== 原文抜粋

課題を克服し、新たなビジネスチャンスを作る 家業×つくば ~家業イノベーション・アイデアソン2020~
昨年8月、国内随一の科学技術拠点都市として知られる茨城県つくば市を舞台にスタートした『つくばのテックでつくる家業の未来 ~家業イノベーション・アイデアソン2019~』。約5カ月にわたって繰り広げられたこのアイデアソンでは、家業イノベーターとつくばのテクノロジー、そして、参加者たちの知見がさまざまな化学反応を巻き起こし、斬新かつユニークな取り組みを次々と生み出していきました。
そして、この夏、「アイデアソン2020」のオンライン開催が決定しました。つくばというリアルな場を共有できないことは残念ですが、その代わり、全国の人々が気軽に参加できるという、オンラインならではの良さを生かすことができます。
去る8月26日(水)には、茨城県つくば市を中心に公募などで選ばれた4名の家業イノベーターのお披露目を兼ねたキックオフ会が開催されました。遠く沖縄から参加する方もいて、昨年以上に多様なジャンル、年齢、経験を持つ方たちが興味深くアイデアソン2020に参加します。
それでは、ここからは初顔合わせとなったキックオフ会の模様とともに、4名の家業イノベーターたちが抱える課題をご紹介していきましょう。
4名の家業イノベーターたちの課題をブラッシュアップ
始めに、家業イノベーション・ラボを共催する「NPO法人農家のこせがれネットワーク」の主宰者・株式会社みやじ豚の宮治勇輔さんの基調講演が行われました。
宮治さんは、昨年の「アイデアソン2019」に家業イノベーターとして参加した一人です。当初は新規顧客の獲得を課題として掲げていましたが、回を重ねるうちに既存顧客の満足度を上げることが最優先だと認識し、現在は自社サイトやインベントサイトの構築に取り組んでいます。経験者である宮治さんは、この日、「既存のサービスを壊すのではなく、いかに活用するかが大事」であり、「成功の秘訣は『フォーカス』すること」だと話しました。宮治さんのこの言葉は、今後のアイデアソンで家業イノベーターたちの礎となって響いたことでしょう。
その後、ウェブ会議システムのブレイクアウトルームを利用し、いよいよ4名の家業イノベーターたちを交えたブラッシュアップセッションがスタートしました。
今回のアイデアソン2020に参加される家業イノベーターは、水戸市で印刷会社を営む「株式会社あけぼの印刷社」の山田周さん、日立市で70年余り続く老舗「御菓子司風月堂」の3代目・藤田浩一さん、そして、八千代町で豆腐を中心とした食品製造業を営む「有限会社高橋食品」の高橋真弘さんといった、地元・茨城で家業を継承した3人の経営者に加え、和歌山県有田川町で柑橘を生産している「みかんのみっちゃん農園」の小澤光範さんです。
60種類の柑橘類を年間100tも生産する小澤さんの目下の課題は、「BtoCの販路確立」、「規格外のみかんのフードロス問題」と「有田地域で人を集める仕組み作り」です。

====

**作業指示**
原文抜粋のうち、「課題を克服し、新たなビジネスチャンスを作る 家業×つくば ~家業イノベーション・アイデアソン2020~」を含む語句で始まり「題をご紹介していきましょう。」で終わる部分を、「キックオフ会」を「開会式」に置き換えて書き直してください。

== 保存項目

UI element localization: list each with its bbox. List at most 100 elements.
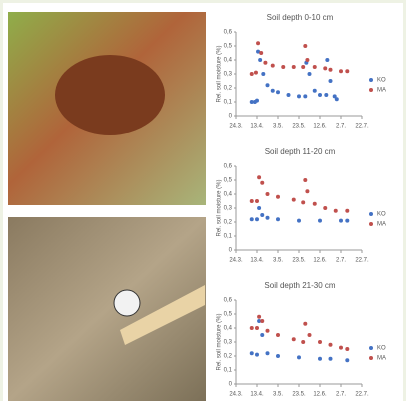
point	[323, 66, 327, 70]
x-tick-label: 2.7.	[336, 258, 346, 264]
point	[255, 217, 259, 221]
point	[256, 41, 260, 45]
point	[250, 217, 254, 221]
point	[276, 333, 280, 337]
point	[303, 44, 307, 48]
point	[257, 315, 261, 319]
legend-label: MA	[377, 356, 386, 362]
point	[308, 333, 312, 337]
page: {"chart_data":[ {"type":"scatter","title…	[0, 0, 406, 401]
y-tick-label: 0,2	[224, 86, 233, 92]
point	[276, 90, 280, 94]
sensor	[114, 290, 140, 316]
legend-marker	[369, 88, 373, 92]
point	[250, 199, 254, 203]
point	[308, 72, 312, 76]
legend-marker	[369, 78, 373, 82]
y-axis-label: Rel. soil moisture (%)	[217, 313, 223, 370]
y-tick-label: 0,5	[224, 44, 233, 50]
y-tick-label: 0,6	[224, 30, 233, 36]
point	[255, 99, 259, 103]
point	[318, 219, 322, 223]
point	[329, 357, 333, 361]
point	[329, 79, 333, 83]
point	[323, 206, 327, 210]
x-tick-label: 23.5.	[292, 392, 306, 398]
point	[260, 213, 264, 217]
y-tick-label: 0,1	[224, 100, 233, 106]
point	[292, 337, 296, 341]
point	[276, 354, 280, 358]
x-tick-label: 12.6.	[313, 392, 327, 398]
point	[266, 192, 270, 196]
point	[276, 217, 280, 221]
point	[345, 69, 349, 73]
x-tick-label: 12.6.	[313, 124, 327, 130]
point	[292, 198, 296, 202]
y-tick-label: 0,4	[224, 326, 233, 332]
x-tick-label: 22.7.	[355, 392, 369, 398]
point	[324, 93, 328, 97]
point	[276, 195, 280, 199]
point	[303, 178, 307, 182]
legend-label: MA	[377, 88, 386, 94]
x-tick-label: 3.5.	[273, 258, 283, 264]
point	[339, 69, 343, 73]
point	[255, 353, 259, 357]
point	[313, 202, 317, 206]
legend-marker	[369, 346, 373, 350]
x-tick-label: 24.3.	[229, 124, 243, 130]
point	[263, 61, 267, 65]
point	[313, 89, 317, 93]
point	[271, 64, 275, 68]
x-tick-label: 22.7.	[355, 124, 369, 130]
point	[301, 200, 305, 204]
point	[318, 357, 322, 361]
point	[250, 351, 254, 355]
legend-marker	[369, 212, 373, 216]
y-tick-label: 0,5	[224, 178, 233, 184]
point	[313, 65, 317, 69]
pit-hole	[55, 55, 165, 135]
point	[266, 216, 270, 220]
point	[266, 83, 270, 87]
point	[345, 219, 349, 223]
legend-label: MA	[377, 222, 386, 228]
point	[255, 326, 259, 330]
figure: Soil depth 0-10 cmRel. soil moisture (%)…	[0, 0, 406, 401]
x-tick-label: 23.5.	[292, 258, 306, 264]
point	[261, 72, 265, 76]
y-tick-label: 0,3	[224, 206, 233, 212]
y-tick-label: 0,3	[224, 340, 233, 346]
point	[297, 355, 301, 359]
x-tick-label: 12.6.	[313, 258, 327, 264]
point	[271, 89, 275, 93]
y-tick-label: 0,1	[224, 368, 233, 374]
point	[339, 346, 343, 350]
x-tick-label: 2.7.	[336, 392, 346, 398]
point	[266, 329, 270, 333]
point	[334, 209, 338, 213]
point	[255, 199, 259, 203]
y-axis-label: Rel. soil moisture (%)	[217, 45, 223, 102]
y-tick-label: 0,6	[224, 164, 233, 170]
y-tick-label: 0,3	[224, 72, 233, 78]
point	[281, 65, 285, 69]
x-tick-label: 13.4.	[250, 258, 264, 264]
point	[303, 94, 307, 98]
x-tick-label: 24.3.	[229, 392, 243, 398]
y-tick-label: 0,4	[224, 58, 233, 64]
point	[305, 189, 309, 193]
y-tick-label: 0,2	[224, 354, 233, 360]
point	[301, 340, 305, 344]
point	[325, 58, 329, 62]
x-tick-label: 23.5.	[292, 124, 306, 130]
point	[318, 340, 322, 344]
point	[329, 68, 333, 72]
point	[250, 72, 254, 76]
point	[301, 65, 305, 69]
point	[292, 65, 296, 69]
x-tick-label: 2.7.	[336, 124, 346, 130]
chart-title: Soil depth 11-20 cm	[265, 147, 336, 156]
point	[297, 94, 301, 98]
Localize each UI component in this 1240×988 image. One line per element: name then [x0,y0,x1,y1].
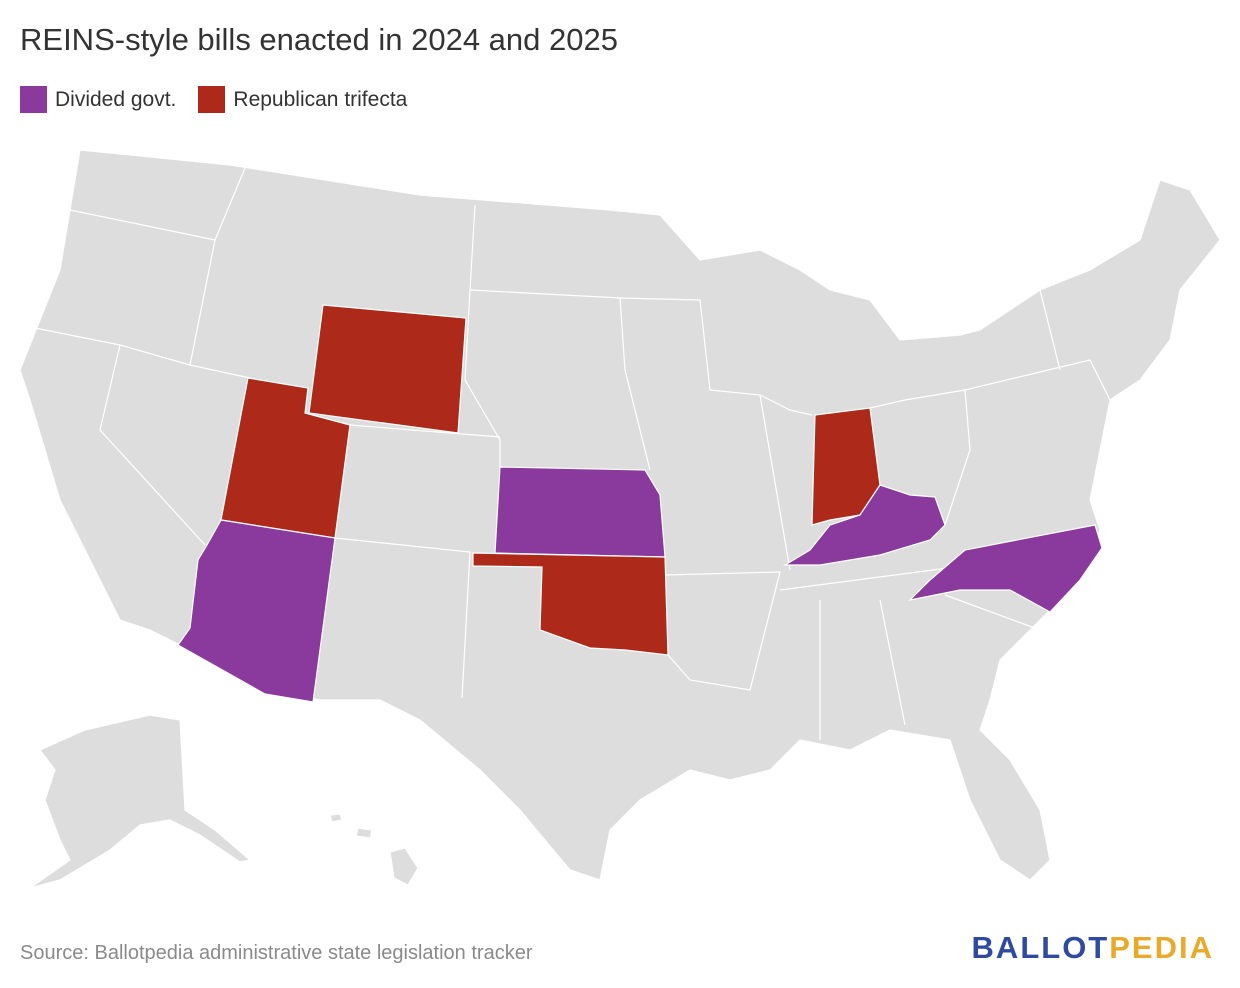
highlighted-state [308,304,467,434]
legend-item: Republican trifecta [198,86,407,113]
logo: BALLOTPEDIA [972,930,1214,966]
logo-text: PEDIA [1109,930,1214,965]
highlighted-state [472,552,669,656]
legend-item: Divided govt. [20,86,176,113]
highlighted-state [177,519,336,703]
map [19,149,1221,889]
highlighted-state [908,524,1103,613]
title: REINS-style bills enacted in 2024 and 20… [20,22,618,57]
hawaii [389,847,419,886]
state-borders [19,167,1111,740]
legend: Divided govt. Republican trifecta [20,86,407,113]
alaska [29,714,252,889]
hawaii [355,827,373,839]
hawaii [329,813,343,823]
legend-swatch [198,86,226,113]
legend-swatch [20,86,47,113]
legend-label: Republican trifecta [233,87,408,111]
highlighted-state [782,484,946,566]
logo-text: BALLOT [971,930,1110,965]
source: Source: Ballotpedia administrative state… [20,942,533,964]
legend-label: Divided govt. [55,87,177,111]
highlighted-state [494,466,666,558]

====

**解答全文**
課題を克服し、新たなビジネスチャンスを作る 家業×つくば ~家業イノベーション・アイデアソン2020~
昨年8月、国内随一の科学技術拠点都市として知られる茨城県つくば市を舞台にスタートした『つくばのテックでつくる家業の未来 ~家業イノベーション・アイデアソン2019~』。約5カ月にわたって繰り広げられたこのアイデアソンでは、家業イノベーターとつくばのテクノロジー、そして、参加者たちの知見がさまざまな化学反応を巻き起こし、斬新かつユニークな取り組みを次々と生み出していきました。
そして、この夏、「アイデアソン2020」のオンライン開催が決定しました。つくばというリアルな場を共有できないことは残念ですが、その代わり、全国の人々が気軽に参加できるという、オンラインならではの良さを生かすことができます。
去る8月26日(水)には、茨城県つくば市を中心に公募などで選ばれた4名の家業イノベーターのお披露目を兼ねた開会式が開催されました。遠く沖縄から参加する方もいて、昨年以上に多様なジャンル、年齢、経験を持つ方たちが興味深くアイデアソン2020に参加します。
それでは、ここからは初顔合わせとなった開会式の模様とともに、4名の家業イノベーターたちが抱える課題をご紹介していきましょう。